_Set problem 1_
In the passage on research data management, output the portion from "While it is" up to and including "Belmont Forum-funded projects." word for word.

While it is unclear whether researchers are using these DMPs in practice, the return on investment for those who do may be low. Dietrich et al. () reviewed funding organizations and found varying disjointedness of coverage in data management policies concerning storage, licensing, metadata, and sharing. Therefore, while funders may require DMPs from researchers, the required elements within these DMPs vary significantly across organizations, and as a result, following required RDM guidelines for one organization may render the data and digital outputs difficult to use (or even unusable) by researchers from another organization. This complication is magnified when working across multiple nations, as required by all Belmont Forum-funded projects.

Currently, library and information science professionals, higher education institutions, and scientific funding organizations are investing time and funds towards remediating barriers to RDM through educational resources including online and in-person modules, courses, and Toolkits. For example, the Data Observation Network for Earth (DataONE) project provides education modules and resources for research data management across the data lifecycle. While DataONE is holistically targeted towards researchers using Earth and environmental data, the RDM resources are applicable within any disciplinary setting. Similarly, the Earth Sciences Information Partnership (ESIP) hosts an online Data Management Training Clearinghouse with RDM learning resources comparable to those offered by DataONE. These training resources reference RDM principles and effective practices in a broader context without disciplinary or organization-specific bounds. While these resources certainly create a digital infrastructure encouraging RDM adoption and accountability among scientists, it remains to be seen in the literature if uptake of these resources results in concrete, measurable advances in RDM adoption in scientific research. The interviews undertaken in this research help frame how Belmont Forum affiliated researchers use (or do not use) RDM principles in their digital outputs and whether a digital infrastructure of RDM resources proves beneficial within their workflow.

Methods

This study used a qualitative, semi-structured interview approach, using the Data Curation Profile (DCP) approach. After Institutional Review Board approval was gained, interviews with researchers and agency representatives were conducted. The sampling frame included any former or current Belmont Forum affiliated researcher or agency representative. Each institution, organization, country, and individual project has a different approach to data management; therefore, we attempted to sample across roles, projects, and countries. Ultimately, fourteen interviews across multiple projects with five researchers and nine agency representatives from six countries (four continents) occurred. Participants informed consent included anonymized data and removal of indirect identifiers; therefore, specific organization are not mentioned here or in the data. (Belmont Forum Data Curation Profiles, 2019).

_Material for the task_
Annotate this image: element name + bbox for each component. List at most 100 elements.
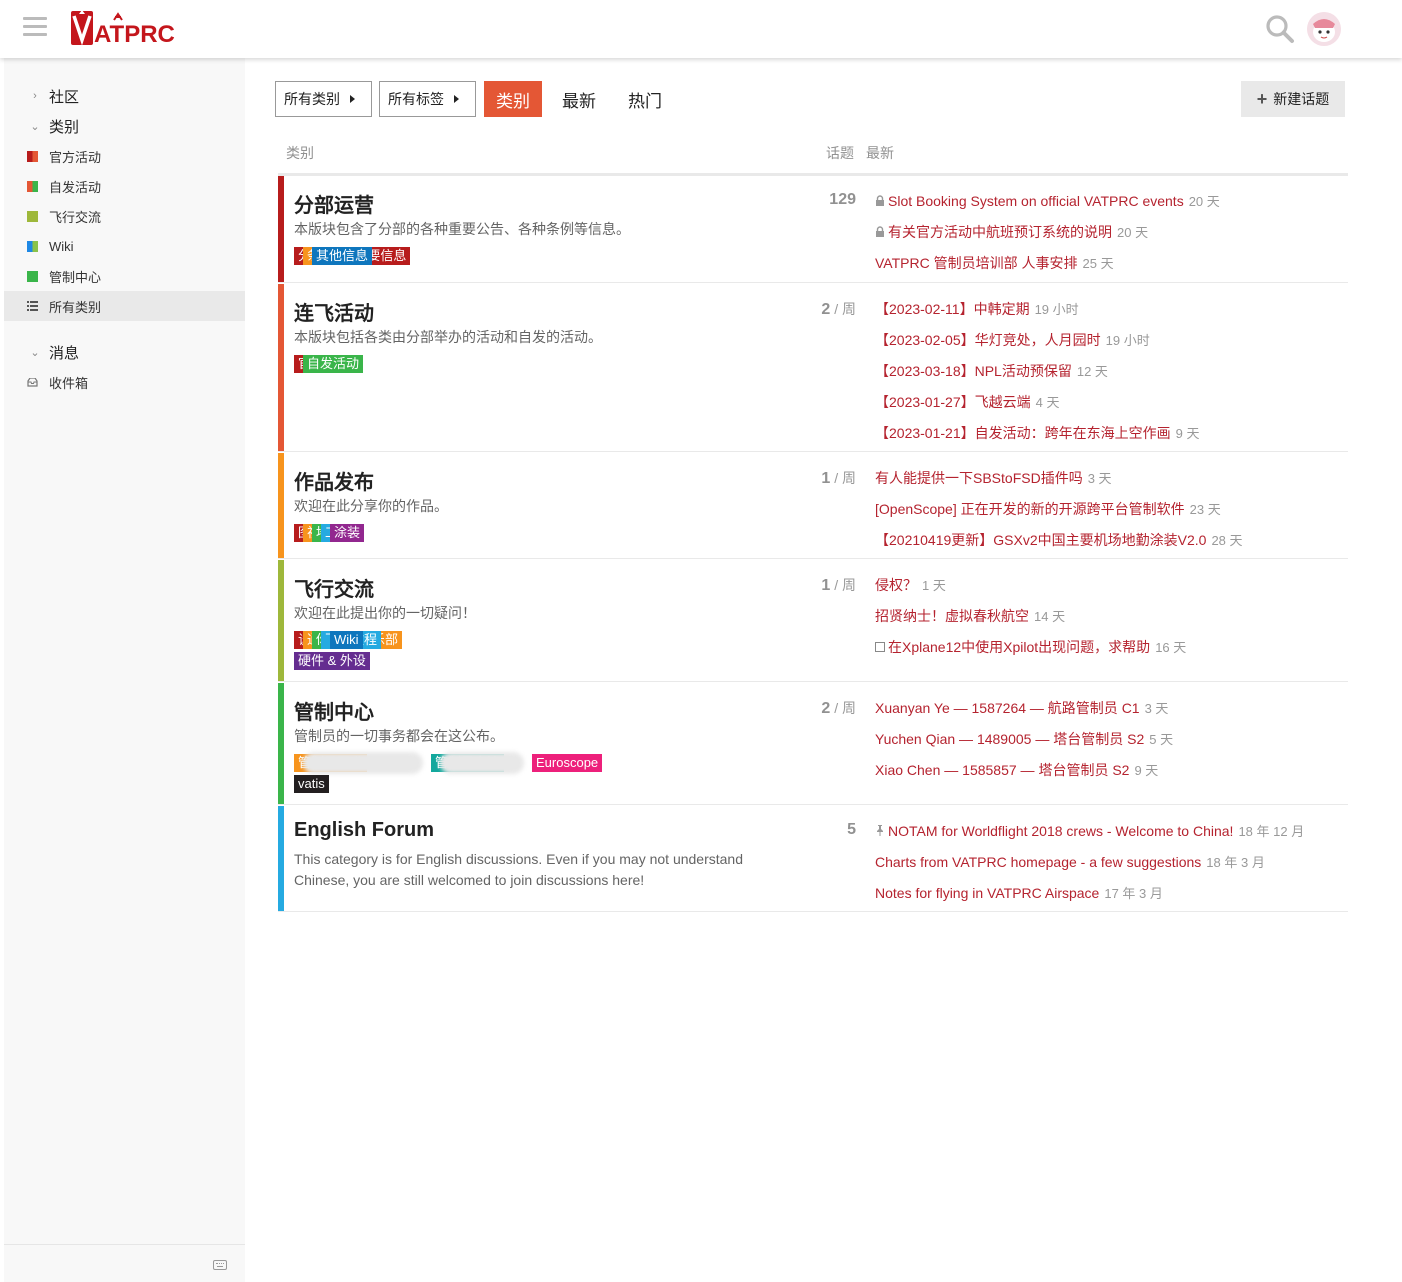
sidebar-item-category[interactable]: 管制中心 [4, 261, 245, 291]
vatprc-logo[interactable]: ATPRC [70, 8, 182, 50]
latest-topic[interactable]: 【20210419更新】GSXv2中国主要机场地勤涂装V2.0 28 天 [875, 530, 1243, 550]
sidebar-section-messages[interactable]: ⌄ 消息 [4, 337, 245, 367]
sidebar-item-inbox[interactable]: 收件箱 [4, 367, 245, 397]
category-row: 作品发布欢迎在此分享你的作品。图片视频地景工具涂装1/ 周有人能提供一下SBSt… [278, 453, 1348, 559]
hamburger-menu-icon[interactable] [23, 17, 47, 37]
category-name[interactable]: 管制中心 [294, 696, 374, 725]
sidebar-item-category[interactable]: 飞行交流 [4, 201, 245, 231]
column-header-latest[interactable]: 最新 [866, 143, 894, 163]
sidebar-item-label: 自发活动 [49, 179, 102, 195]
latest-topic[interactable]: [OpenScope] 正在开发的新的开源跨平台管制软件 23 天 [875, 499, 1221, 519]
column-header-category[interactable]: 类别 [286, 143, 314, 163]
subcategory-badge[interactable]: Wiki [330, 631, 363, 649]
category-dropdown-label: 所有类别 [284, 91, 340, 107]
sidebar-item-label: 所有类别 [49, 299, 102, 315]
caret-right-icon [350, 95, 355, 103]
latest-topic[interactable]: Xiao Chen — 1585857 — 塔台管制员 S2 9 天 [875, 760, 1158, 780]
category-color-bar [278, 284, 284, 451]
latest-topic[interactable]: VATPRC 管制员培训部 人事安排 25 天 [875, 253, 1114, 273]
topic-count: 2/ 周 [821, 299, 856, 319]
sidebar-item-category[interactable]: 自发活动 [4, 171, 245, 201]
latest-topic-title: 有关官方活动中航班预订系统的说明 [888, 224, 1112, 240]
latest-topic[interactable]: 【2023-02-05】华灯竞处，人月园时 19 小时 [875, 330, 1150, 350]
latest-topic[interactable]: Notes for flying in VATPRC Airspace 17 年 … [875, 883, 1163, 902]
latest-topic[interactable]: 在Xplane12中使用Xpilot出现问题，求帮助 16 天 [875, 637, 1186, 657]
redacted-subcategory [440, 752, 524, 774]
latest-topic[interactable]: Slot Booking System on official VATPRC e… [875, 191, 1220, 210]
category-name[interactable]: English Forum [294, 819, 434, 842]
category-color-bar [278, 176, 284, 282]
sidebar-section-categories[interactable]: ⌄ 类别 [4, 111, 245, 141]
latest-topic[interactable]: Yuchen Qian — 1489005 — 塔台管制员 S2 5 天 [875, 729, 1173, 749]
column-header-topics[interactable]: 话题 [826, 143, 854, 163]
tab-top[interactable]: 热门 [616, 81, 674, 117]
category-dropdown[interactable]: 所有类别 [275, 81, 372, 117]
category-name[interactable]: 分部运营 [294, 189, 374, 218]
latest-topic-title: NOTAM for Worldflight 2018 crews - Welco… [888, 823, 1234, 839]
list-icon [27, 299, 38, 314]
chevron-right-icon: › [33, 90, 37, 102]
latest-topic[interactable]: 有关官方活动中航班预订系统的说明 20 天 [875, 222, 1148, 242]
sidebar-item-category[interactable]: 官方活动 [4, 141, 245, 171]
latest-topic[interactable]: 有人能提供一下SBStoFSD插件吗 3 天 [875, 468, 1112, 488]
topic-count: 1/ 周 [821, 575, 856, 595]
latest-topic-age: 1 天 [922, 578, 946, 593]
site-header: ATPRC [0, 0, 1402, 58]
redacted-subcategory [303, 752, 423, 774]
tab-latest[interactable]: 最新 [550, 81, 608, 117]
sidebar-item-label: 官方活动 [49, 149, 102, 165]
sidebar-item-label: 管制中心 [49, 269, 102, 285]
topic-count: 2/ 周 [821, 698, 856, 718]
subcategory-badge[interactable]: 涂装 [330, 524, 365, 542]
latest-topic-title: 【20210419更新】GSXv2中国主要机场地勤涂装V2.0 [875, 532, 1207, 548]
latest-topic-age: 18 年 3 月 [1206, 855, 1265, 870]
tag-dropdown[interactable]: 所有标签 [379, 81, 476, 117]
latest-topic[interactable]: 招贤纳士！虚拟春秋航空 14 天 [875, 606, 1065, 626]
latest-topic-age: 16 天 [1155, 640, 1187, 655]
latest-topic-title: 【2023-03-18】NPL活动预保留 [875, 363, 1072, 379]
latest-topic[interactable]: NOTAM for Worldflight 2018 crews - Welco… [875, 821, 1304, 840]
category-name[interactable]: 连飞活动 [294, 297, 374, 326]
subcategory-badge[interactable]: 自发活动 [303, 355, 364, 373]
latest-topic-title: 【2023-02-11】中韩定期 [875, 301, 1030, 317]
category-row: 分部运营本版块包含了分部的各种重要公告、各种条例等信息。分部公告-重要信息条例其… [278, 176, 1348, 283]
latest-topic-title: Xiao Chen — 1585857 — 塔台管制员 S2 [875, 762, 1130, 778]
sidebar-section-label: 类别 [49, 118, 80, 136]
latest-topic-age: 20 天 [1117, 225, 1149, 240]
sidebar-section-community[interactable]: › 社区 [4, 81, 245, 111]
chevron-down-icon: ⌄ [30, 346, 40, 359]
latest-topic[interactable]: 【2023-03-18】NPL活动预保留 12 天 [875, 361, 1108, 381]
latest-topic-title: 【2023-02-05】华灯竞处，人月园时 [875, 332, 1101, 348]
search-icon[interactable] [1264, 13, 1296, 45]
category-row: 连飞活动本版块包括各类由分部举办的活动和自发的活动。官方活动自发活动2/ 周【2… [278, 284, 1348, 452]
subcategory-badge[interactable]: vatis [294, 775, 329, 793]
latest-topic[interactable]: Xuanyan Ye — 1587264 — 航路管制员 C1 3 天 [875, 698, 1168, 718]
latest-topic[interactable]: 侵权？ 1 天 [875, 575, 946, 595]
latest-topic-age: 19 小时 [1034, 302, 1079, 317]
category-name[interactable]: 作品发布 [294, 466, 374, 495]
latest-topic[interactable]: 【2023-01-27】飞越云端 4 天 [875, 392, 1059, 412]
latest-topic-age: 17 年 3 月 [1104, 886, 1163, 901]
tab-categories[interactable]: 类别 [484, 81, 542, 117]
inbox-icon [27, 375, 38, 390]
category-color-swatch [27, 180, 38, 192]
subcategory-badge[interactable]: Euroscope [532, 754, 603, 772]
user-avatar[interactable] [1307, 12, 1341, 46]
category-name[interactable]: 飞行交流 [294, 573, 374, 602]
latest-topic-title: 有人能提供一下SBStoFSD插件吗 [875, 470, 1083, 486]
topic-count-value: 5 [847, 821, 856, 838]
latest-topic-title: Slot Booking System on official VATPRC e… [888, 193, 1184, 209]
subcategory-badge[interactable]: 其他信息 [312, 247, 373, 265]
sidebar-item-category[interactable]: Wiki [4, 231, 245, 261]
latest-topic-age: 23 天 [1189, 502, 1221, 517]
latest-topic[interactable]: 【2023-02-11】中韩定期 19 小时 [875, 299, 1079, 319]
latest-topic[interactable]: Charts from VATPRC homepage - a few sugg… [875, 852, 1265, 871]
tag-dropdown-label: 所有标签 [388, 91, 444, 107]
keyboard-shortcuts-icon[interactable] [213, 1260, 227, 1270]
latest-topic-age: 14 天 [1034, 609, 1066, 624]
subcategory-badge[interactable]: 硬件 & 外设 [294, 652, 370, 670]
latest-topic[interactable]: 【2023-01-21】自发活动：跨年在东海上空作画 9 天 [875, 423, 1199, 443]
topic-count-value: 129 [829, 191, 856, 208]
sidebar-item-all-categories[interactable]: 所有类别 [4, 291, 245, 321]
new-topic-button[interactable]: + 新建话题 [1241, 81, 1345, 117]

_Set problem 2_
Format the lines of the rows from the line with "sidebar-item-category[interactable]: 管制中心 [4, 261, 245, 291]" up to and including the line with "sidebar-section-categories[interactable]: ⌄ 类别" as a JSON list of strings, one string per line, with any blank lines left out.

_Task output 1_
While it is unclear whether researchers are using these DMPs in practice, the return on investment for those who do may be low. Dietrich et al. () reviewed funding organizations and found varying disjointedness of coverage in data management policies concerning storage, licensing, metadata, and sharing. Therefore, while funders may require DMPs from researchers, the required elements within these DMPs vary significantly across organizations, and as a result, following required RDM guidelines for one organization may render the data and digital outputs difficult to use (or even unusable) by researchers from another organization. This complication is magnified when working across multiple nations, as required by all Belmont Forum-funded projects.

_Task output 2_
[
  "sidebar-item-category[interactable]: 管制中心 [4, 261, 245, 291]",
  "vatprc-logo[interactable]: ATPRC [70, 8, 182, 50]",
  "latest-topic[interactable]: 【20210419更新】GSXv2中国主要机场地勤涂装V2.0 28 天 [875, 530, 1243, 550]",
  "sidebar-section-messages[interactable]: ⌄ 消息 [4, 337, 245, 367]",
  "sidebar-item-inbox[interactable]: 收件箱 [4, 367, 245, 397]",
  "category-row: 作品发布欢迎在此分享你的作品。图片视频地景工具涂装1/ 周有人能提供一下SBSt… [278, 453, 1348, 559]",
  "hamburger-menu-icon[interactable] [23, 17, 47, 37]",
  "category-name[interactable]: 管制中心 [294, 696, 374, 725]",
  "sidebar-item-category[interactable]: 飞行交流 [4, 201, 245, 231]",
  "column-header-latest[interactable]: 最新 [866, 143, 894, 163]",
  "sidebar-item-label: 自发活动 [49, 179, 102, 195]",
  "latest-topic[interactable]: [OpenScope] 正在开发的新的开源跨平台管制软件 23 天 [875, 499, 1221, 519]",
  "column-header-category[interactable]: 类别 [286, 143, 314, 163]",
  "subcategory-badge[interactable]: Wiki [330, 631, 363, 649]",
  "category-dropdown-label: 所有类别 [284, 91, 340, 107]",
  "sidebar-item-label: 所有类别 [49, 299, 102, 315]",
  "caret-right-icon [350, 95, 355, 103]",
  "latest-topic[interactable]: Xiao Chen — 1585857 — 塔台管制员 S2 9 天 [875, 760, 1158, 780]",
  "category-color-bar [278, 284, 284, 451]",
  "latest-topic[interactable]: VATPRC 管制员培训部 人事安排 25 天 [875, 253, 1114, 273]",
  "topic-count: 2/ 周 [821, 299, 856, 319]",
  "sidebar-item-category[interactable]: 自发活动 [4, 171, 245, 201]",
  "latest-topic-title: 有关官方活动中航班预订系统的说明 [888, 224, 1112, 240]",
  "latest-topic[interactable]: 【2023-02-05】华灯竞处，人月园时 19 小时 [875, 330, 1150, 350]",
  "latest-topic[interactable]: Notes for flying in VATPRC Airspace 17 年 … [875, 883, 1163, 902]",
  "latest-topic[interactable]: 在Xplane12中使用Xpilot出现问题，求帮助 16 天 [875, 637, 1186, 657]",
  "redacted-subcategory [440, 752, 524, 774]",
  "latest-topic[interactable]: Slot Booking System on official VATPRC e… [875, 191, 1220, 210]",
  "category-name[interactable]: English Forum [294, 819, 434, 842]",
  "category-color-bar [278, 176, 284, 282]",
  "sidebar-section-categories[interactable]: ⌄ 类别 [4, 111, 245, 141]"
]